■ **Required task**
Go through the records and copy each line where the word "JSON" occurs.

— begin Exercise material —

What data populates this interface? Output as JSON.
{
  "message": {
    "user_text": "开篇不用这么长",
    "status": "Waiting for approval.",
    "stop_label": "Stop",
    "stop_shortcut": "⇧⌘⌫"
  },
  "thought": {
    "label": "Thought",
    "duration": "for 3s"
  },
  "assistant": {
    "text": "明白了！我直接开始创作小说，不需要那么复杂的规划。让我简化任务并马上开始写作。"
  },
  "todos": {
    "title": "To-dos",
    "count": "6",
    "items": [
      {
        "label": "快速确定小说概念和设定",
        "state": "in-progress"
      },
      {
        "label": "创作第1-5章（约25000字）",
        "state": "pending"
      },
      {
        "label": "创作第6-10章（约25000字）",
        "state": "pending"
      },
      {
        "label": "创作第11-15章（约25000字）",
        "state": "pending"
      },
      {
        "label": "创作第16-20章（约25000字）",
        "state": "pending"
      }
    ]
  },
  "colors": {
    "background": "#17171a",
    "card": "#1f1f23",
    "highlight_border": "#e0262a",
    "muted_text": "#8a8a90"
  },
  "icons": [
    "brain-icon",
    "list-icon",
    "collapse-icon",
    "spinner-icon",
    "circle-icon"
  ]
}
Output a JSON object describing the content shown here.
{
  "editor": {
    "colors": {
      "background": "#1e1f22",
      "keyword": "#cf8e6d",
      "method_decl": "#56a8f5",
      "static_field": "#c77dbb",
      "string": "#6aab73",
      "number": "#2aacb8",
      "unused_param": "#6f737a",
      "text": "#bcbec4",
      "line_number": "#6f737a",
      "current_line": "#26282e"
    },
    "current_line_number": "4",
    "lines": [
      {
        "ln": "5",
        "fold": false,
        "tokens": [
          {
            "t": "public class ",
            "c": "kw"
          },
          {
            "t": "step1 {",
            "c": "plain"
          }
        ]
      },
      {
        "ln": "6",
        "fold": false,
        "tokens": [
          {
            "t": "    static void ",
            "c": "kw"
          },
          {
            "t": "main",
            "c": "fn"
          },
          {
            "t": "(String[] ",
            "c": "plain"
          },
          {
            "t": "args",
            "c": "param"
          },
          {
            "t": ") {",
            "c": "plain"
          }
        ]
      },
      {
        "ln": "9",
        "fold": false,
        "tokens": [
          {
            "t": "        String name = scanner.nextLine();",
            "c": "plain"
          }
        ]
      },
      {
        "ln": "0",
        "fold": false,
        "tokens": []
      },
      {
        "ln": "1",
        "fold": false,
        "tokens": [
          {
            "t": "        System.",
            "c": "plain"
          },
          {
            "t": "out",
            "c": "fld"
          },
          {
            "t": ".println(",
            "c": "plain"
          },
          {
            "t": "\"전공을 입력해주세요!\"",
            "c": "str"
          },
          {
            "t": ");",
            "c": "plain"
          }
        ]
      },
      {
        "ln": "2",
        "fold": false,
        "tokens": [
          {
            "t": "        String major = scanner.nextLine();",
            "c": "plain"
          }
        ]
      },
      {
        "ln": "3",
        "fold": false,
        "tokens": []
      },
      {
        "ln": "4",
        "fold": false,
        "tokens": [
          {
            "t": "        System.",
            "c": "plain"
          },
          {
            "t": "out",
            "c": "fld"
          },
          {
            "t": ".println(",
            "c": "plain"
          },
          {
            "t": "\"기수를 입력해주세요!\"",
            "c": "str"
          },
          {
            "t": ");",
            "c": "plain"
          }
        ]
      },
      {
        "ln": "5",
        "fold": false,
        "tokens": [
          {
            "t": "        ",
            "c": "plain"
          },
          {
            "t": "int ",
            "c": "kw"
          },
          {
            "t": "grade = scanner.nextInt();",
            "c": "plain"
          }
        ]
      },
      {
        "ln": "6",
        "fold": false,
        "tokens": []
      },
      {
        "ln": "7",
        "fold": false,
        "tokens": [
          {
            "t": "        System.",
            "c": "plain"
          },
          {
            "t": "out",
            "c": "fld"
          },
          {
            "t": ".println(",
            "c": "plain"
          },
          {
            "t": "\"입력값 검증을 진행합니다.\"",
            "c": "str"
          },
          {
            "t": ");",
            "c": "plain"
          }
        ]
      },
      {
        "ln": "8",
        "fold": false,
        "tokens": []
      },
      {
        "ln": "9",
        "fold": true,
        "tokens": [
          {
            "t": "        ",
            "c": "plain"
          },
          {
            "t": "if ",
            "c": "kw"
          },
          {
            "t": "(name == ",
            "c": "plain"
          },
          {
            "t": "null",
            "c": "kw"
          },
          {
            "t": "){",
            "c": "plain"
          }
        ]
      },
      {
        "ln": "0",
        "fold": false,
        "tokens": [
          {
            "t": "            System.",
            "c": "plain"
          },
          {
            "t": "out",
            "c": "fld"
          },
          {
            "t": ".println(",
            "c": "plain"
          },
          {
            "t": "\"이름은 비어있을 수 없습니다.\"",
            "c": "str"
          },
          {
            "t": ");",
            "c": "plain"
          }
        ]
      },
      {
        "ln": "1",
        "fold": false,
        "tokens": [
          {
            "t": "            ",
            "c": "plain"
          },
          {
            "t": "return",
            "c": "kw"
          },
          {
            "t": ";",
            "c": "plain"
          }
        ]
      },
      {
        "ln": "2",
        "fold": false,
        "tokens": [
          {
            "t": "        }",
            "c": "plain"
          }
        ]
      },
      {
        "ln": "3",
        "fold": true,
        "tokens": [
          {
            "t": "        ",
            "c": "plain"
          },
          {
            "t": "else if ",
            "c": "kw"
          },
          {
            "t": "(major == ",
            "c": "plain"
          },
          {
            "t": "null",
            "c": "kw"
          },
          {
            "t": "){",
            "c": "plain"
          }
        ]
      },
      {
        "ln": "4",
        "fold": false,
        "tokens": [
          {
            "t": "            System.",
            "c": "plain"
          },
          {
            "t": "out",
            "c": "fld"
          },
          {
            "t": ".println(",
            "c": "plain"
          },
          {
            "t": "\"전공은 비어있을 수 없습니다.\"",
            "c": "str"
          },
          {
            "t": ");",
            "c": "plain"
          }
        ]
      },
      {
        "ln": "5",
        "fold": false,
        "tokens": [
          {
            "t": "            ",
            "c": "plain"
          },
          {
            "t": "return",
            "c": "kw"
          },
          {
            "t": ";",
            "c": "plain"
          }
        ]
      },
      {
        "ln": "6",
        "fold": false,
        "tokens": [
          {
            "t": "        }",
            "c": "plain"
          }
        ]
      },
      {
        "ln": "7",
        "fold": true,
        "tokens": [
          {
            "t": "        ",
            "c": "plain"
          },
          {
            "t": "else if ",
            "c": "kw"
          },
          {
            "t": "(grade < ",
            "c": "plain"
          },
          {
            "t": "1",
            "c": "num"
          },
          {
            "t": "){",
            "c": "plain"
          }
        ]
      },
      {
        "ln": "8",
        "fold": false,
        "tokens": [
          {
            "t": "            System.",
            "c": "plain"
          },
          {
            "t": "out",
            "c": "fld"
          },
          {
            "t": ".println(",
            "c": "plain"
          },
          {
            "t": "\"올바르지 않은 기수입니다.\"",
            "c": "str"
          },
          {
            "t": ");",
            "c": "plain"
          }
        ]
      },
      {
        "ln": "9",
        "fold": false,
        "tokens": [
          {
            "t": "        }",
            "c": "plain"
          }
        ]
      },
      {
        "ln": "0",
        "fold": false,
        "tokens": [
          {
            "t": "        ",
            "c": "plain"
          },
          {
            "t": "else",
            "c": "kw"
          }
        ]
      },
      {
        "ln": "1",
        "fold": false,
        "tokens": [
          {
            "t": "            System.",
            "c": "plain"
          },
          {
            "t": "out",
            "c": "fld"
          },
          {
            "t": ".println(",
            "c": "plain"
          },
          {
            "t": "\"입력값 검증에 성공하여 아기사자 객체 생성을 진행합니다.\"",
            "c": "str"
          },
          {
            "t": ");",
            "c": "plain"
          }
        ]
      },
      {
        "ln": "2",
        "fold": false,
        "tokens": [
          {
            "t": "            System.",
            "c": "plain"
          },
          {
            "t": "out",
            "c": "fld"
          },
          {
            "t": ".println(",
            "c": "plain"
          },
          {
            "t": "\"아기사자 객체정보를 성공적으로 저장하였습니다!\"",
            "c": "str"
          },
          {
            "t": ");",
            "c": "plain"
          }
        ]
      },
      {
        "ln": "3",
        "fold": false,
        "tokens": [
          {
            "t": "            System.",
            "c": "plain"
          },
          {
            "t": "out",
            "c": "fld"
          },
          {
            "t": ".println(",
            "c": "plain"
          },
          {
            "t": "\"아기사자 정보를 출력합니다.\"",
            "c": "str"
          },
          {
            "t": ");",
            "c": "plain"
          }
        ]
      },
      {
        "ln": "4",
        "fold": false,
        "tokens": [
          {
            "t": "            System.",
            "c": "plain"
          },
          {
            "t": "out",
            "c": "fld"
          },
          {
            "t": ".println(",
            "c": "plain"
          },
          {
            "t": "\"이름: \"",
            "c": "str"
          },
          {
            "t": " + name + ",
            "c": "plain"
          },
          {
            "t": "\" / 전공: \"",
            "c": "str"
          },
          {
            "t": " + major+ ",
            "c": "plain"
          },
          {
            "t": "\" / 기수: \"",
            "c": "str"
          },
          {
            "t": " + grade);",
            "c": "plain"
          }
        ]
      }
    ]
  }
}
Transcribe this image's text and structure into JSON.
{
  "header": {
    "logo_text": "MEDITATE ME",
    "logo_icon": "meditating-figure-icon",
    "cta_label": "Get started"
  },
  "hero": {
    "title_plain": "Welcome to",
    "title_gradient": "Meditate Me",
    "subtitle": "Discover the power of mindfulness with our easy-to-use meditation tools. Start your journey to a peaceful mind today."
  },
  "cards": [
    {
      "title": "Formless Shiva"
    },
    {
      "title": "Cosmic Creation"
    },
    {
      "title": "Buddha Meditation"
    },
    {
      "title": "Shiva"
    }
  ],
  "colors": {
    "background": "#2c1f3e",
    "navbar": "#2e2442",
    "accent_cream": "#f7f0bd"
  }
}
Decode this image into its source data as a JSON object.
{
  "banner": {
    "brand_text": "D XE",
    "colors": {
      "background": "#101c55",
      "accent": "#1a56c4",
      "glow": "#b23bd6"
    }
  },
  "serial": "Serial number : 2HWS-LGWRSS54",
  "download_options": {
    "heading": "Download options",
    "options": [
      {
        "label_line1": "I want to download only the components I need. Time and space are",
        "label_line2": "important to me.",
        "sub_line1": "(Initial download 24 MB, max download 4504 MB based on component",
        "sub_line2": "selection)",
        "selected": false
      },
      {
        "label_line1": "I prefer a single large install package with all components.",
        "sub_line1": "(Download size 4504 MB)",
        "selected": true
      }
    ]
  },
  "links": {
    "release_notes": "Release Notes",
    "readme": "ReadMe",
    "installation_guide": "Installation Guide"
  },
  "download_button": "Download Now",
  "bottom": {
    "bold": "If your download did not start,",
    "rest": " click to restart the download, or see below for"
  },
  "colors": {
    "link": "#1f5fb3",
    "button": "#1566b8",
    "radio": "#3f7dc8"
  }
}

— end Exercise material —

■ **Exercise output**
What data populates this interface? Output as JSON.
Output a JSON object describing the content shown here.
Transcribe this image's text and structure into JSON.
Decode this image into its source data as a JSON object.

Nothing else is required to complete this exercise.